§ What this task involves:
Would you write out the entries below, every one of them, exactly?

:::

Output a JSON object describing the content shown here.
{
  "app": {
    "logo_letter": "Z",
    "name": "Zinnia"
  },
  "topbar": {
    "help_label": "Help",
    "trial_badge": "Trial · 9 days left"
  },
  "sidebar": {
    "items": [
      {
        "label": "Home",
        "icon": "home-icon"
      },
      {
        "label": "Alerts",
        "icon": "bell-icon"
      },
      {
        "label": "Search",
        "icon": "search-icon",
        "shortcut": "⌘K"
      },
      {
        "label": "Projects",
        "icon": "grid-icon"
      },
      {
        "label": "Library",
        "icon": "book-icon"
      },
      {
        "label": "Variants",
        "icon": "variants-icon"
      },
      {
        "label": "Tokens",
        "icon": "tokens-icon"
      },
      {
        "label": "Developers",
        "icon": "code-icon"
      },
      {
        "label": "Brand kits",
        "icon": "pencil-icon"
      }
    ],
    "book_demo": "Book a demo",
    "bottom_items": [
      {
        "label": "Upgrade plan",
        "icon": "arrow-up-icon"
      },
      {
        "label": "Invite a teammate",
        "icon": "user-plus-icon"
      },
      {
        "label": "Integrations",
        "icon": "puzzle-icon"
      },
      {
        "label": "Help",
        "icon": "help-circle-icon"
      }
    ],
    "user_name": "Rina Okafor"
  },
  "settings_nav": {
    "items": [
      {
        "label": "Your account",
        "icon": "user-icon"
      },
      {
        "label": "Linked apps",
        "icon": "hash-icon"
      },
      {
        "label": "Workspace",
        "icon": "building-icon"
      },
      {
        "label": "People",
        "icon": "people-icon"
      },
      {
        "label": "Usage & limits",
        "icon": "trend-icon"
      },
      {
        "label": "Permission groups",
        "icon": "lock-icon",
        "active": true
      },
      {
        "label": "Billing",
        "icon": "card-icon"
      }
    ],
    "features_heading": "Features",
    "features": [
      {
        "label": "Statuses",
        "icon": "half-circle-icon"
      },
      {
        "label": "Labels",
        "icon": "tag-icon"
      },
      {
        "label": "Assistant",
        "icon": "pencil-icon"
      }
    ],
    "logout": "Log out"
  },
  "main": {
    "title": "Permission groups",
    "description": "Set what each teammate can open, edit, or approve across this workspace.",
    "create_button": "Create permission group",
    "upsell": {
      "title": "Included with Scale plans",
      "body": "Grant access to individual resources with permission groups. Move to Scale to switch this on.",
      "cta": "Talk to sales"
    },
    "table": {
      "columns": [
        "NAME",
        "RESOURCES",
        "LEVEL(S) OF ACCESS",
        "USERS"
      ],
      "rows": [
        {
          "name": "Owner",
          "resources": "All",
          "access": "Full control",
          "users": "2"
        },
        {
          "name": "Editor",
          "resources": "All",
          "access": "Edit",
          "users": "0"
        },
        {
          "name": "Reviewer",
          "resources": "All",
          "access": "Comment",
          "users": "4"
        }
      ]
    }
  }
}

:::

§ Output for this task:
Output a JSON object describing the content shown here.
{
  "app": {
    "logo_letter": "Z",
    "name": "Zinnia"
  },
  "topbar": {
    "help_label": "Help",
    "trial_badge": "Trial · 9 days left"
  },
  "sidebar": {
    "items": [
      {
        "label": "Home",
        "icon": "home-icon"
      },
      {
        "label": "Alerts",
        "icon": "bell-icon"
      },
      {
        "label": "Search",
        "icon": "search-icon",
        "shortcut": "⌘K"
      },
      {
        "label": "Projects",
        "icon": "grid-icon"
      },
      {
        "label": "Library",
        "icon": "book-icon"
      },
      {
        "label": "Variants",
        "icon": "variants-icon"
      },
      {
        "label": "Tokens",
        "icon": "tokens-icon"
      },
      {
        "label": "Developers",
        "icon": "code-icon"
      },
      {
        "label": "Brand kits",
        "icon": "pencil-icon"
      }
    ],
    "book_demo": "Book a demo",
    "bottom_items": [
      {
        "label": "Upgrade plan",
        "icon": "arrow-up-icon"
      },
      {
        "label": "Invite a teammate",
        "icon": "user-plus-icon"
      },
      {
        "label": "Integrations",
        "icon": "puzzle-icon"
      },
      {
        "label": "Help",
        "icon": "help-circle-icon"
      }
    ],
    "user_name": "Rina Okafor"
  },
  "settings_nav": {
    "items": [
      {
        "label": "Your account",
        "icon": "user-icon"
      },
      {
        "label": "Linked apps",
        "icon": "hash-icon"
      },
      {
        "label": "Workspace",
        "icon": "building-icon"
      },
      {
        "label": "People",
        "icon": "people-icon"
      },
      {
        "label": "Usage & limits",
        "icon": "trend-icon"
      },
      {
        "label": "Permission groups",
        "icon": "lock-icon",
        "active": true
      },
      {
        "label": "Billing",
        "icon": "card-icon"
      }
    ],
    "features_heading": "Features",
    "features": [
      {
        "label": "Statuses",
        "icon": "half-circle-icon"
      },
      {
        "label": "Labels",
        "icon": "tag-icon"
      },
      {
        "label": "Assistant",
        "icon": "pencil-icon"
      }
    ],
    "logout": "Log out"
  },
  "main": {
    "title": "Permission groups",
    "description": "Set what each teammate can open, edit, or approve across this workspace.",
    "create_button": "Create permission group",
    "upsell": {
      "title": "Included with Scale plans",
      "body": "Grant access to individual resources with permission groups. Move to Scale to switch this on.",
      "cta": "Talk to sales"
    },
    "table": {
      "columns": [
        "NAME",
        "RESOURCES",
        "LEVEL(S) OF ACCESS",
        "USERS"
      ],
      "rows": [
        {
          "name": "Owner",
          "resources": "All",
          "access": "Full control",
          "users": "2"
        },
        {
          "name": "Editor",
          "resources": "All",
          "access": "Edit",
          "users": "0"
        },
        {
          "name": "Reviewer",
          "resources": "All",
          "access": "Comment",
          "users": "4"
        }
      ]
    }
  }
}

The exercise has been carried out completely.